═══ RECORDS FOR PROCESSING

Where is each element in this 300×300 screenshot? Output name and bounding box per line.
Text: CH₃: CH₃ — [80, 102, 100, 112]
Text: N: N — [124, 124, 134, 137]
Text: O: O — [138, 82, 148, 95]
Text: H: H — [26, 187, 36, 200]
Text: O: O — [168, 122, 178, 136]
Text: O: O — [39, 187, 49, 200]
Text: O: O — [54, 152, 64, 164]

══════

*THE EXERCISE*.
Please print the lines above word for word, with every character unchanged.

*REPLY*.
Where is each element in this 300×300 screenshot? Output name and bounding box per line.
Text: CH₃: CH₃ — [80, 102, 100, 112]
Text: N: N — [124, 124, 134, 137]
Text: O: O — [138, 82, 148, 95]
Text: H: H — [26, 187, 36, 200]
Text: O: O — [168, 122, 178, 136]
Text: O: O — [39, 187, 49, 200]
Text: O: O — [54, 152, 64, 164]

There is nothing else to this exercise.